Records from a data source:
★ ★ ★ ★ ★

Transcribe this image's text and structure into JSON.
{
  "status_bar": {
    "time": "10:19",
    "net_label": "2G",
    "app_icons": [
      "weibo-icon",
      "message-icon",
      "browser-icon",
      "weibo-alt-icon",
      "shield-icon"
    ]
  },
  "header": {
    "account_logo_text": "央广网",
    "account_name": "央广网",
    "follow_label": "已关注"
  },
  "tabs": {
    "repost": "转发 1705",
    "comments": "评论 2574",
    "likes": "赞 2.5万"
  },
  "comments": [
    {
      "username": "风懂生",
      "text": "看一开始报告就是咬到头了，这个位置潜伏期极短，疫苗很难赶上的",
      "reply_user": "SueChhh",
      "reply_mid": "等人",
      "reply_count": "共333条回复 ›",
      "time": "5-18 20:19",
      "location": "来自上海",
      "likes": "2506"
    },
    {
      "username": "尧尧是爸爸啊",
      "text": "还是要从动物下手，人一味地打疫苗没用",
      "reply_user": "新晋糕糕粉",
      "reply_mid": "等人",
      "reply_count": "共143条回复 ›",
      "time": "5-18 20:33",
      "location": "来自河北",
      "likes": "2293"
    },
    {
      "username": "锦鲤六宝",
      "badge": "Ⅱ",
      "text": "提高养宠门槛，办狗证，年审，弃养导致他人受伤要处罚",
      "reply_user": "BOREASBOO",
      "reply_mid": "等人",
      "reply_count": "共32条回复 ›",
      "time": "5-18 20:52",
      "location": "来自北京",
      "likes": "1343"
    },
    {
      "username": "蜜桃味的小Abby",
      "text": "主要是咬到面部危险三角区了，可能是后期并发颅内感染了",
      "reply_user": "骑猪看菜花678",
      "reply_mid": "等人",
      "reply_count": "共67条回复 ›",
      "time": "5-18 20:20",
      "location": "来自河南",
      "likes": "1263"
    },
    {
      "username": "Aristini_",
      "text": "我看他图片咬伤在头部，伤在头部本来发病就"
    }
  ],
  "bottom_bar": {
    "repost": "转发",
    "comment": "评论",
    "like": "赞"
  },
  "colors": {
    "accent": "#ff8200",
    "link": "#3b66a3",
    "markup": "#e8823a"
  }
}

★ ★ ★ ★ ★

• **Your objective**
Take the lines above and retype all of them exactly.

• **Correct answer**
Transcribe this image's text and structure into JSON.
{
  "status_bar": {
    "time": "10:19",
    "net_label": "2G",
    "app_icons": [
      "weibo-icon",
      "message-icon",
      "browser-icon",
      "weibo-alt-icon",
      "shield-icon"
    ]
  },
  "header": {
    "account_logo_text": "央广网",
    "account_name": "央广网",
    "follow_label": "已关注"
  },
  "tabs": {
    "repost": "转发 1705",
    "comments": "评论 2574",
    "likes": "赞 2.5万"
  },
  "comments": [
    {
      "username": "风懂生",
      "text": "看一开始报告就是咬到头了，这个位置潜伏期极短，疫苗很难赶上的",
      "reply_user": "SueChhh",
      "reply_mid": "等人",
      "reply_count": "共333条回复 ›",
      "time": "5-18 20:19",
      "location": "来自上海",
      "likes": "2506"
    },
    {
      "username": "尧尧是爸爸啊",
      "text": "还是要从动物下手，人一味地打疫苗没用",
      "reply_user": "新晋糕糕粉",
      "reply_mid": "等人",
      "reply_count": "共143条回复 ›",
      "time": "5-18 20:33",
      "location": "来自河北",
      "likes": "2293"
    },
    {
      "username": "锦鲤六宝",
      "badge": "Ⅱ",
      "text": "提高养宠门槛，办狗证，年审，弃养导致他人受伤要处罚",
      "reply_user": "BOREASBOO",
      "reply_mid": "等人",
      "reply_count": "共32条回复 ›",
      "time": "5-18 20:52",
      "location": "来自北京",
      "likes": "1343"
    },
    {
      "username": "蜜桃味的小Abby",
      "text": "主要是咬到面部危险三角区了，可能是后期并发颅内感染了",
      "reply_user": "骑猪看菜花678",
      "reply_mid": "等人",
      "reply_count": "共67条回复 ›",
      "time": "5-18 20:20",
      "location": "来自河南",
      "likes": "1263"
    },
    {
      "username": "Aristini_",
      "text": "我看他图片咬伤在头部，伤在头部本来发病就"
    }
  ],
  "bottom_bar": {
    "repost": "转发",
    "comment": "评论",
    "like": "赞"
  },
  "colors": {
    "accent": "#ff8200",
    "link": "#3b66a3",
    "markup": "#e8823a"
  }
}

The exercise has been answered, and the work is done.